▸ **AIM**: For the listing below, give the count of lines containing "frac", and no other text.

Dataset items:
--- BEGIN ---

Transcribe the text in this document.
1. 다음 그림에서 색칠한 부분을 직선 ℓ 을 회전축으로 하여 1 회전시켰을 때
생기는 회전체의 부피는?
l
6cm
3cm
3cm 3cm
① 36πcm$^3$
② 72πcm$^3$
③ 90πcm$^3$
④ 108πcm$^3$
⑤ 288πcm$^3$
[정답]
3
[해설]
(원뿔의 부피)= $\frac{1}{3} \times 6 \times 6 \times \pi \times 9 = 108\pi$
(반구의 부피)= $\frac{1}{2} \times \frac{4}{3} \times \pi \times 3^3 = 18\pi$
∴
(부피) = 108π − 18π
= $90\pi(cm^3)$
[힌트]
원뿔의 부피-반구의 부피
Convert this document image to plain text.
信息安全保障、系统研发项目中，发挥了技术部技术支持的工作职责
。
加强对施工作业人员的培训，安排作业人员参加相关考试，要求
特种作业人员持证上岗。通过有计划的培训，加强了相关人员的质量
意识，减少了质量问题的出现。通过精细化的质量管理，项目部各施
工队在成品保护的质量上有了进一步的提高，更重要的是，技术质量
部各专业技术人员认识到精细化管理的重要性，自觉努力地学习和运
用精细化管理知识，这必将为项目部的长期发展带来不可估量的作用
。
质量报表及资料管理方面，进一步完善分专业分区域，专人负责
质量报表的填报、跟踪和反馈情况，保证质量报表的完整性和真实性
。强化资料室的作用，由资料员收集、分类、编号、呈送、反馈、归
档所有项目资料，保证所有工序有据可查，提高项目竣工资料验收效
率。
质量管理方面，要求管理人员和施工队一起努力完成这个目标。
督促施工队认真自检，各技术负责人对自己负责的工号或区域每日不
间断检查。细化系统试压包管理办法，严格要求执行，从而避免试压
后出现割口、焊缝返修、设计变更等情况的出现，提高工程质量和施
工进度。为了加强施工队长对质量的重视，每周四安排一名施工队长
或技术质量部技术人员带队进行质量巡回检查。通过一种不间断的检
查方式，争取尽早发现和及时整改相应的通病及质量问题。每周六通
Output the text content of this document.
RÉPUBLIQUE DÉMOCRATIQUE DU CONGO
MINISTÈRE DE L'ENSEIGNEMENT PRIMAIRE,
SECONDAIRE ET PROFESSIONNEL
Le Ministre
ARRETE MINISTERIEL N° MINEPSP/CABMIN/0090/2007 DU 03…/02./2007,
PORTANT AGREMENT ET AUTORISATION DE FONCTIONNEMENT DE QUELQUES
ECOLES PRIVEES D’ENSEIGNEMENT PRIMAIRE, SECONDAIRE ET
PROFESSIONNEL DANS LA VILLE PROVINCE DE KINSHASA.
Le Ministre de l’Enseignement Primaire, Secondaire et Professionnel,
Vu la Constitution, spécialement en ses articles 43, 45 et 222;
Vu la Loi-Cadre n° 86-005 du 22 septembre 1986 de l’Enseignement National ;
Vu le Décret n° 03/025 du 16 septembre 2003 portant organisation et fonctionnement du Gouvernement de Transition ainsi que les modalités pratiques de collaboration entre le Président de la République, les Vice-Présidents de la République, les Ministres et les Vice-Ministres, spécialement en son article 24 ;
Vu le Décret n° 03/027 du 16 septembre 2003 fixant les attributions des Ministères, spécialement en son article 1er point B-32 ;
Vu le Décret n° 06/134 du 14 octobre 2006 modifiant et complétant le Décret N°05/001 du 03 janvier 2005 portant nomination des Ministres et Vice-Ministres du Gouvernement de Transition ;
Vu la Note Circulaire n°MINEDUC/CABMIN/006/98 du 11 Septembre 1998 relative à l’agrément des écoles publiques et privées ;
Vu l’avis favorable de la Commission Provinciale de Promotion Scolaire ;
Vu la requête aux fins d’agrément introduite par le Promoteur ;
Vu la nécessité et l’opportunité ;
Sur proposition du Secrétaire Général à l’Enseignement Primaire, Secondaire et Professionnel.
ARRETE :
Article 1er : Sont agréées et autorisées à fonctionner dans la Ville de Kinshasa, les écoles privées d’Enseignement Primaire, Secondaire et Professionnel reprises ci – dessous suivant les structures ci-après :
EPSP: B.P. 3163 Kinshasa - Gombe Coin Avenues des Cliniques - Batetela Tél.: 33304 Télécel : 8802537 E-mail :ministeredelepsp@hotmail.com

--- END ---

▸ **TASK OUTPUT**: 2